--- TEXT SEGMENT ---
------------------------------
Showing posts with label grief. Show all posts
Showing posts with label grief. Show all posts

Thursday, October 22, 2009

Uncle Harry.........

As I ended my evening last night, barely engaged in the Phillies game, a sadness and a peace came over me. I didn't want to go to bed, but knew I must. One last glance at Harry's picture, and sweet face as I prayed silently in my heart for his life one more time. Somehow though I just knew............. 
On awakening this morning my thoughts ran first to him. I wondered if I would hear news today, and if it would be the news I knew I did not want to hear. Then the phone rang, and it was still early. I gathered myself and prepared my heart. It was my mom calling, I didn't need to to know what she would say. Somehow as much as I didn't want to hear those words, I could embrace them solely because I knew he was at peace. Yet my heart felt the grief, the heavy sorrow that comes with a loss like this. And more than my own grief. I felt the weight of the grief of all involved in Harry's precious life. I imagined them all together as he passed on, and oh how my heart broke. To watch a loved one go has got to be one of life's most perplexing experiences. And I began to think of all the challenges that each member has faced and will face, and I couldn't bear the hurt I knew they are carrying. The brokenness. So I wept for them, and I wept for sweet Harry who still had years of life he could have lived. Yet somehow, I bet he is happier now. As I prayed over the picture I have of him, I noticed a sadness in his face. Like he was somewhat empty or tired. Life had had it's course in him. Yet it was a sweet life. A life full of many cherished moments I am sure. He was a strong man. A beautiful person. Full of love. Hugs and laughs.
------------------------------
--- DATA SHOWN ---

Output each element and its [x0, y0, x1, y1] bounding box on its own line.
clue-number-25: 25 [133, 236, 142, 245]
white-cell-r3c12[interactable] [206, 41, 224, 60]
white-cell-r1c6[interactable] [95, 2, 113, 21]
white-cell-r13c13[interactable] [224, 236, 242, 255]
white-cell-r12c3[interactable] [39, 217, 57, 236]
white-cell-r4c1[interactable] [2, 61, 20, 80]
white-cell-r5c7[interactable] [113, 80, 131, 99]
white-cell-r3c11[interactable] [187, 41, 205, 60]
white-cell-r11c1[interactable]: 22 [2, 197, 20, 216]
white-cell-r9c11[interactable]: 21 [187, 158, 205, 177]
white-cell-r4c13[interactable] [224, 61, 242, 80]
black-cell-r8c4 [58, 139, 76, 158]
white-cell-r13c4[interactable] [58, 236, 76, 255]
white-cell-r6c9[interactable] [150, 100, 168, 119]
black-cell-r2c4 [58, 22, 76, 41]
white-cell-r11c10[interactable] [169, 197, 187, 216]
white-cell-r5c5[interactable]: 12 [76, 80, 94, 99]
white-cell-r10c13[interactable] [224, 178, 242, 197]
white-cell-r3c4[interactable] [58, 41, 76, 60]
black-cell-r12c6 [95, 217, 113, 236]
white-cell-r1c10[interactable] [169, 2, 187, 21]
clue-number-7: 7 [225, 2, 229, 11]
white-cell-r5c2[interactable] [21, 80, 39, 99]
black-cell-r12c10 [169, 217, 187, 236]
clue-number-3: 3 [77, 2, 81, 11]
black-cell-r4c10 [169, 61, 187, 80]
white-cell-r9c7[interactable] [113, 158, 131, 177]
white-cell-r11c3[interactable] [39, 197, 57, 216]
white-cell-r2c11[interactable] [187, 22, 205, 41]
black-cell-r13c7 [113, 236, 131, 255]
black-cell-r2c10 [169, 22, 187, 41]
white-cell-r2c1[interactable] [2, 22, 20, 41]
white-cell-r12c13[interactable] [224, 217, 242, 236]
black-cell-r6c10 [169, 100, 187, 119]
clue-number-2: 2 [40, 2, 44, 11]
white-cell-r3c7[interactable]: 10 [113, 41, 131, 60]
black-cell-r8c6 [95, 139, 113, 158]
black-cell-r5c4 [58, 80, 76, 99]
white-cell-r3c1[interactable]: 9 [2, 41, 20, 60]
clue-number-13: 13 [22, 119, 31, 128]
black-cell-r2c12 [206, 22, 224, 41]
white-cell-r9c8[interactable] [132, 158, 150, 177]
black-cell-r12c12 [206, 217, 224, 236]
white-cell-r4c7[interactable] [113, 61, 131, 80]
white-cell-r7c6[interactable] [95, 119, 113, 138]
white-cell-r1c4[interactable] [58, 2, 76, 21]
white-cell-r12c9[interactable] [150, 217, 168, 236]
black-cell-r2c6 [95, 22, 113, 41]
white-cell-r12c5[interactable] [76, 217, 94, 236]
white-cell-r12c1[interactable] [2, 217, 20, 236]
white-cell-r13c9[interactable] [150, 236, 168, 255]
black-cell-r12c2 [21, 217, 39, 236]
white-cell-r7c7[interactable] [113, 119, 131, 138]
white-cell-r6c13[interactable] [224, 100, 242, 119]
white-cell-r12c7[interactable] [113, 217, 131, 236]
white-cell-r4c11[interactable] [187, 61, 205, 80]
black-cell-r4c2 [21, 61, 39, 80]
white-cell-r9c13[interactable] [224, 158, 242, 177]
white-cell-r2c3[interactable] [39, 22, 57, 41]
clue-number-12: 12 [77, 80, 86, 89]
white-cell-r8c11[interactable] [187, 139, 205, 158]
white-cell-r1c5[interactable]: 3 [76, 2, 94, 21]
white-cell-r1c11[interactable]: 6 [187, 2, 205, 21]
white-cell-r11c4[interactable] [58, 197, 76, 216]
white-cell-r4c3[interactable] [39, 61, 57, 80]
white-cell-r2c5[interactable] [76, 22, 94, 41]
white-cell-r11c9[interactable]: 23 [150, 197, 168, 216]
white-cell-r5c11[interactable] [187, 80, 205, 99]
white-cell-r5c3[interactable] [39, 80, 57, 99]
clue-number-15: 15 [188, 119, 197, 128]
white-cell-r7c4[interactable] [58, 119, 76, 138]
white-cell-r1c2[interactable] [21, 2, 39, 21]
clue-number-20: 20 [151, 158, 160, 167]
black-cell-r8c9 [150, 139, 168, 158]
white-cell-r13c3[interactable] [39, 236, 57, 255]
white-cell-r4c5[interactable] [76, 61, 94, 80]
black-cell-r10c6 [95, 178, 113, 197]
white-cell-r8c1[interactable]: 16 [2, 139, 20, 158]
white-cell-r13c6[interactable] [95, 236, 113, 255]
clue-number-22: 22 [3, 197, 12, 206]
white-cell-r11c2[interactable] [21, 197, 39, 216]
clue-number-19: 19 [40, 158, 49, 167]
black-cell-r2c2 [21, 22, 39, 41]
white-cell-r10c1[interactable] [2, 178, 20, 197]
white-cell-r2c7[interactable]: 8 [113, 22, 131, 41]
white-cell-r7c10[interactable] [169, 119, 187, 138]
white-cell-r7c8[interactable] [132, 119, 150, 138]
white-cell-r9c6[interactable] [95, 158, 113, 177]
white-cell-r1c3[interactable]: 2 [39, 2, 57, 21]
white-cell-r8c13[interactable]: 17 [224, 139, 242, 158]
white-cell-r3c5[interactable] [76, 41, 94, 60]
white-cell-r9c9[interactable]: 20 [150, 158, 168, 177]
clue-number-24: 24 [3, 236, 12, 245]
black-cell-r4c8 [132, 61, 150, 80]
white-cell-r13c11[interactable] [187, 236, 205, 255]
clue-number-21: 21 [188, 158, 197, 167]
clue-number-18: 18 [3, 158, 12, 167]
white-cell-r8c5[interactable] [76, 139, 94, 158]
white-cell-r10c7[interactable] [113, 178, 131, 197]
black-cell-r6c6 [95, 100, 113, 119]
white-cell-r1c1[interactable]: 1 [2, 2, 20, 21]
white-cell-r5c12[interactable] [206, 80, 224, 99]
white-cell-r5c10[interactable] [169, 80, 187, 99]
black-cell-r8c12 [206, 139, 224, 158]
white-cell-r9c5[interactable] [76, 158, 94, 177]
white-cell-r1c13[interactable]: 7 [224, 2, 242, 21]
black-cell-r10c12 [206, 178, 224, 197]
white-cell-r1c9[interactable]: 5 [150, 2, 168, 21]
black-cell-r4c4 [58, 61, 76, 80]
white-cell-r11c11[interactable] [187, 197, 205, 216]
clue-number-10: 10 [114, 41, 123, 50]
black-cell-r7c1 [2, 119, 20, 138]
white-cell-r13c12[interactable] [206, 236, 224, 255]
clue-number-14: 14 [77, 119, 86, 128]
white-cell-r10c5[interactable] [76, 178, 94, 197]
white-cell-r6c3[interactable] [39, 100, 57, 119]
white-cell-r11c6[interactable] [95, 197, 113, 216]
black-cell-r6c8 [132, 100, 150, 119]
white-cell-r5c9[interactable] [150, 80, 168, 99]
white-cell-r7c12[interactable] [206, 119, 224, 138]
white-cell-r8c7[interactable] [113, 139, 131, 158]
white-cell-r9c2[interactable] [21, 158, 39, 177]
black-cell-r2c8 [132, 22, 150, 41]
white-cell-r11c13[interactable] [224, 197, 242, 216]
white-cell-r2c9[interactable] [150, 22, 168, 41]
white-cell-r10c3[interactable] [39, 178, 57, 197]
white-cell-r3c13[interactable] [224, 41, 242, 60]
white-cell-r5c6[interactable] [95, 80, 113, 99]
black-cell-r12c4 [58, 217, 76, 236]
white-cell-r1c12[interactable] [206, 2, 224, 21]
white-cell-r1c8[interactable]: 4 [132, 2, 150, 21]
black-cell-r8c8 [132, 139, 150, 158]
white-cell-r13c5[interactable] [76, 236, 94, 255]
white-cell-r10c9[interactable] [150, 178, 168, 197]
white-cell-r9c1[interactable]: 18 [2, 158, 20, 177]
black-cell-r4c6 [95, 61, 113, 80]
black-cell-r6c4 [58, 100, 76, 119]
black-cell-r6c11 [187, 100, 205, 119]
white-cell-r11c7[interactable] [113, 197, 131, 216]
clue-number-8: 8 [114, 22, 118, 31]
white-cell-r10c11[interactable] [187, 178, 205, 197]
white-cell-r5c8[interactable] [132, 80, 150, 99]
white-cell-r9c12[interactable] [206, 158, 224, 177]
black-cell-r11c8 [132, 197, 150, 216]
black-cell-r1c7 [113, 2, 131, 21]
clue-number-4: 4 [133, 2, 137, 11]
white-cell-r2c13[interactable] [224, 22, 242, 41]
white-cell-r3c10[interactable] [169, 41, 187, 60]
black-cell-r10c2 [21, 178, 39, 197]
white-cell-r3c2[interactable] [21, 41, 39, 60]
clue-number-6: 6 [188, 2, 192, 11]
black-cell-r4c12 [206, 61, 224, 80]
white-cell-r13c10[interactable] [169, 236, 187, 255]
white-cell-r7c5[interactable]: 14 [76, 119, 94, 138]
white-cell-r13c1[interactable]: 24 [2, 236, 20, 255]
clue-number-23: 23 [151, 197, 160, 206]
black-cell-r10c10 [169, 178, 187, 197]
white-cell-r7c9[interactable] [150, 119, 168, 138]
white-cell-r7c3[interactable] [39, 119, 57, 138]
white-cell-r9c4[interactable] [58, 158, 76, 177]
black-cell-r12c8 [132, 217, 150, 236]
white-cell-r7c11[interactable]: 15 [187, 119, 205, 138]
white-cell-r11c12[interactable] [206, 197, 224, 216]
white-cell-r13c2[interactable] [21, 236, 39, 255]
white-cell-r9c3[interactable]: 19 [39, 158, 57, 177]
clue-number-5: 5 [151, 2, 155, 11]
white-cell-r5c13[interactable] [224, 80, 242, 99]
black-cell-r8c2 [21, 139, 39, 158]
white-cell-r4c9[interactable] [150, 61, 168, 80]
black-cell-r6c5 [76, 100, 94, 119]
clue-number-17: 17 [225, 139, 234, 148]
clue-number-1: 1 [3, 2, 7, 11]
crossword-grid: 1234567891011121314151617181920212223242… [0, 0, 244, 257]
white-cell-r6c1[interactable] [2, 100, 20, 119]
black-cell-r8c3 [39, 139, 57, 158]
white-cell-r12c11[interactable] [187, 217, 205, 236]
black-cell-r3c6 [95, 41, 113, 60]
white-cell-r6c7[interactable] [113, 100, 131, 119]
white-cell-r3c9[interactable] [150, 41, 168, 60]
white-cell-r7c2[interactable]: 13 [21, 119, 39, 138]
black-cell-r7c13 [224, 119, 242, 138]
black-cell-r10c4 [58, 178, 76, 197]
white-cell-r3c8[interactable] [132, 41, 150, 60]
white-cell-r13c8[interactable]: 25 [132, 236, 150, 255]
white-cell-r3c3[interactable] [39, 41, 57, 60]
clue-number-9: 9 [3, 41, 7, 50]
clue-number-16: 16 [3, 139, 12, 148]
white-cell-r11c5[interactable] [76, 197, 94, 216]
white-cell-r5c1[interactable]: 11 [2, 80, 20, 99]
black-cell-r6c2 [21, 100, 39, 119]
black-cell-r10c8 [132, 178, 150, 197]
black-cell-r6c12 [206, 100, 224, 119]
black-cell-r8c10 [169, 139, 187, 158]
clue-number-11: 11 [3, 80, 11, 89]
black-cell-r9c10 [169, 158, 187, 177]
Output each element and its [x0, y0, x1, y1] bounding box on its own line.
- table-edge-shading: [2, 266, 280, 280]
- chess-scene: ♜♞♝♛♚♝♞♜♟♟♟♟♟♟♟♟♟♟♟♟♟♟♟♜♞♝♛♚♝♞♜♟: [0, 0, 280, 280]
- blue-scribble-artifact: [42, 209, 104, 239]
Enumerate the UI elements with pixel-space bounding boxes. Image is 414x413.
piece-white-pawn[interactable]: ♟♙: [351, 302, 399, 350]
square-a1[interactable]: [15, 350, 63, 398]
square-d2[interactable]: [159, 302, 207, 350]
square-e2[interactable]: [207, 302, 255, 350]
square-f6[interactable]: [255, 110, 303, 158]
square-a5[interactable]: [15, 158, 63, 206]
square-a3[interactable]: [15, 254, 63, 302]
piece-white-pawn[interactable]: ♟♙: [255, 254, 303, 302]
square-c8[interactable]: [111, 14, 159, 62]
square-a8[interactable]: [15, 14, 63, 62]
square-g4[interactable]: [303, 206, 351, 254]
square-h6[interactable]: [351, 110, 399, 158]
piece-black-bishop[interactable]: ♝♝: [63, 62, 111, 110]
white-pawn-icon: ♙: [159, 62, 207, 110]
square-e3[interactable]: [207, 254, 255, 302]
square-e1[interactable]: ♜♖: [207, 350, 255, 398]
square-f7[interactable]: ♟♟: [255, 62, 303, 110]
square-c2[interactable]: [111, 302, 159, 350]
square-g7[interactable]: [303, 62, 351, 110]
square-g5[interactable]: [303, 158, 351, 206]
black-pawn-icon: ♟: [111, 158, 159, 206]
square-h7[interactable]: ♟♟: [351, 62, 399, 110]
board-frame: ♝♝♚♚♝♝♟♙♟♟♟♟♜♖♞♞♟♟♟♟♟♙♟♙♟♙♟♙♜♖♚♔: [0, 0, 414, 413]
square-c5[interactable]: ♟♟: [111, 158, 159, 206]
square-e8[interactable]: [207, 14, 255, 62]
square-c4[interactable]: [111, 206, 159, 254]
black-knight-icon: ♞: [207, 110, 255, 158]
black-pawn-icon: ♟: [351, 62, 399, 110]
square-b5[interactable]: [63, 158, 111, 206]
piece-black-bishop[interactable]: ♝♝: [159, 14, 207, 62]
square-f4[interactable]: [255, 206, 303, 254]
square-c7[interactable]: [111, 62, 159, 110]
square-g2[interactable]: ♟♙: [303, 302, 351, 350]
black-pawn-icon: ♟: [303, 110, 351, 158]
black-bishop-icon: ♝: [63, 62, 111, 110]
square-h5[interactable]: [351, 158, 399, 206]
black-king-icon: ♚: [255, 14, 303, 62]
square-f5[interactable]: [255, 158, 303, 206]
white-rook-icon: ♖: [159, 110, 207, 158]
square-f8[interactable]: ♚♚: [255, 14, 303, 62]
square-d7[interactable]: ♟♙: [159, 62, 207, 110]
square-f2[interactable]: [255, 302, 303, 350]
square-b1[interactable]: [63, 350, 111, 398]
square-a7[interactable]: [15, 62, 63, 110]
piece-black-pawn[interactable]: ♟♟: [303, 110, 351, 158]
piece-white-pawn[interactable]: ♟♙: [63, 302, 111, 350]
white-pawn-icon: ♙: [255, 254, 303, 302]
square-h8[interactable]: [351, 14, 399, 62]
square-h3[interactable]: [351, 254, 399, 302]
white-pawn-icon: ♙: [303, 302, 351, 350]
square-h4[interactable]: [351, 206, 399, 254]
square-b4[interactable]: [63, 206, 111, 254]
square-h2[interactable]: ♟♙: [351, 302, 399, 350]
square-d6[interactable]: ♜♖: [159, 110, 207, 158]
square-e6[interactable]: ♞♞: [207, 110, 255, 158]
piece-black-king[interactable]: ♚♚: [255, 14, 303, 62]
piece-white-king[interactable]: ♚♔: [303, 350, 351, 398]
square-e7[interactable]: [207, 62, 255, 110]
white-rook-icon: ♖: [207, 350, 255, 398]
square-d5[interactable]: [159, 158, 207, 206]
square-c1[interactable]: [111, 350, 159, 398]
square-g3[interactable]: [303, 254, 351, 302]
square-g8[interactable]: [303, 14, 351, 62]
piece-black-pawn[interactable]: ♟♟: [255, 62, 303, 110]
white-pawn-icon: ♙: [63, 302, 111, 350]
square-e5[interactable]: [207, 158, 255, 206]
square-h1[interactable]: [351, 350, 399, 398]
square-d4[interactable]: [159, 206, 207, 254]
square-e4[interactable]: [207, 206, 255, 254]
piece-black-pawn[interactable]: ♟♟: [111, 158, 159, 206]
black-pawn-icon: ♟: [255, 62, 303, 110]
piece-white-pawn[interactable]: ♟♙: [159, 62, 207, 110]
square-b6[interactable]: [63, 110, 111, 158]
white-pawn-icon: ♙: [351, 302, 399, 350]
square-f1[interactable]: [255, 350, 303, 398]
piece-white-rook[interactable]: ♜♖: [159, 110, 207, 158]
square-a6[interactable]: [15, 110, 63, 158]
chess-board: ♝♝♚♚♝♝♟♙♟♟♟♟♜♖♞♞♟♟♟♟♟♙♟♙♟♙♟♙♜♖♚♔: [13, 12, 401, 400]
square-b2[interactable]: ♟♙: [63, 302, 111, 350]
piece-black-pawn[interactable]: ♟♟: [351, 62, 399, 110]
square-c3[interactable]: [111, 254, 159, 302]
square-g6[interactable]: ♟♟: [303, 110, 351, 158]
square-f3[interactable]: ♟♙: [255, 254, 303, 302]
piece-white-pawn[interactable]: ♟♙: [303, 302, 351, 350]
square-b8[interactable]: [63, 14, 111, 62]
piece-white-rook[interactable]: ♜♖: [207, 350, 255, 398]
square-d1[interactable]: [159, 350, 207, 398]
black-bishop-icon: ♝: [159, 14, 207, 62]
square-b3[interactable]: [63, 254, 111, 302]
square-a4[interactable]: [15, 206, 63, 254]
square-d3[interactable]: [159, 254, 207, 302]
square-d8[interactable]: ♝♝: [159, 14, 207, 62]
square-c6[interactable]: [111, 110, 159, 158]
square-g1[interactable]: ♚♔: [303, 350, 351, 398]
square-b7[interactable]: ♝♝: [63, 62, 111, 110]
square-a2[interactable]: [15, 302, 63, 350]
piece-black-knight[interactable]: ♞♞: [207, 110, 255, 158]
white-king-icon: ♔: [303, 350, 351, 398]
------------------------------
--- JOBS ---
**A)** Quote the descriptions of Harry given in the short sentences that close the blog post about Uncle Harry, listing each one separately.
**B)** Continue the blog post about Uncle Harry, starting after its final sentence.

--- EXPECTED OUTPUTS ---
**A)**
- He was a strong man.
- A beautiful person.
- Full of love.
- Hugs and laughs.

**B)**
Harry was one of those Uncle's you just wanted to be around. He made life fun and interesting. I remember as a child Harry would tickle torture all the nieces and nephews. I mean torture. He would tickle you so bad you'd be crying and begging. "Please!" "Don't!" "Stop!"  Those would be the only words you could utter through screeching laughter pains. He'd say, "Don't stop, okay", and then he go at it all the more intensely. Oh my, such the tease! He was a feisty one! 
He was the kind of uncle who wasn't afraid to be honest and open with you, even if you hadn't seen him in years. He knew things. He asked questions and he loved by so doing. I never felt judged by him, even if he did not understand my choices. 
He was also generous. Generous with his life when he was with you. I remember last year just being with him was so wonderful. He hugged and hugged me so much. He laughed and laughed, but he also felt deeply even amidst his joyful banter, you knew his heart was so big and he carried such a big heart for the people he loved. 
Something interesting about Harry, that I only found out later in life, was that he was briefly a preacher. All my life I had known him to be a truck driver. I wish I could have asked him more about the days when he was a preacher. I can only imagine though now. 
He was not religious or stuffy. I remember when Harry would pray for dinner, he'd pray short and sweet. Thanks God for the grub!! He did not put on airs. He knew it was time to eat, and left the serious praying for other occasions. Ha! I loved that about him!! 
Harry had such life in him. That man went through more surgeries on his heart than anyone I know of. He had to have stint after stint after stint put in his heart - yet somehow, he always came out alive and kicking.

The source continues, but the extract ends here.